======== Dataset content

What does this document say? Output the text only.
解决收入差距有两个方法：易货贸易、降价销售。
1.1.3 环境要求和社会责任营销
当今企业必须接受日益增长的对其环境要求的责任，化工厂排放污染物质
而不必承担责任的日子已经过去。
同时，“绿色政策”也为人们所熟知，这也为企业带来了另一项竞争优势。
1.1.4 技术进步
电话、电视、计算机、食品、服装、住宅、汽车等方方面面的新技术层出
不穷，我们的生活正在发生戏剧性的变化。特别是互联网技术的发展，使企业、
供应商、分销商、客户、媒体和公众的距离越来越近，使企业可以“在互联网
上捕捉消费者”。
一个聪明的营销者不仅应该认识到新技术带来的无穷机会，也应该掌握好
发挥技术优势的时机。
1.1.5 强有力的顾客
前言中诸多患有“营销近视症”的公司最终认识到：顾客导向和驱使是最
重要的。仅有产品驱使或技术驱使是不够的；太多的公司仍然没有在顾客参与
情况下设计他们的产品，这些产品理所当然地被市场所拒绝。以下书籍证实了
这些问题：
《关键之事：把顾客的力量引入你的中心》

================

What this task involves: Print the whole listing again, exactly.

Expected output:
What does this document say? Output the text only.
解决收入差距有两个方法：易货贸易、降价销售。
1.1.3 环境要求和社会责任营销
当今企业必须接受日益增长的对其环境要求的责任，化工厂排放污染物质
而不必承担责任的日子已经过去。
同时，“绿色政策”也为人们所熟知，这也为企业带来了另一项竞争优势。
1.1.4 技术进步
电话、电视、计算机、食品、服装、住宅、汽车等方方面面的新技术层出
不穷，我们的生活正在发生戏剧性的变化。特别是互联网技术的发展，使企业、
供应商、分销商、客户、媒体和公众的距离越来越近，使企业可以“在互联网
上捕捉消费者”。
一个聪明的营销者不仅应该认识到新技术带来的无穷机会，也应该掌握好
发挥技术优势的时机。
1.1.5 强有力的顾客
前言中诸多患有“营销近视症”的公司最终认识到：顾客导向和驱使是最
重要的。仅有产品驱使或技术驱使是不够的；太多的公司仍然没有在顾客参与
情况下设计他们的产品，这些产品理所当然地被市场所拒绝。以下书籍证实了
这些问题：
《关键之事：把顾客的力量引入你的中心》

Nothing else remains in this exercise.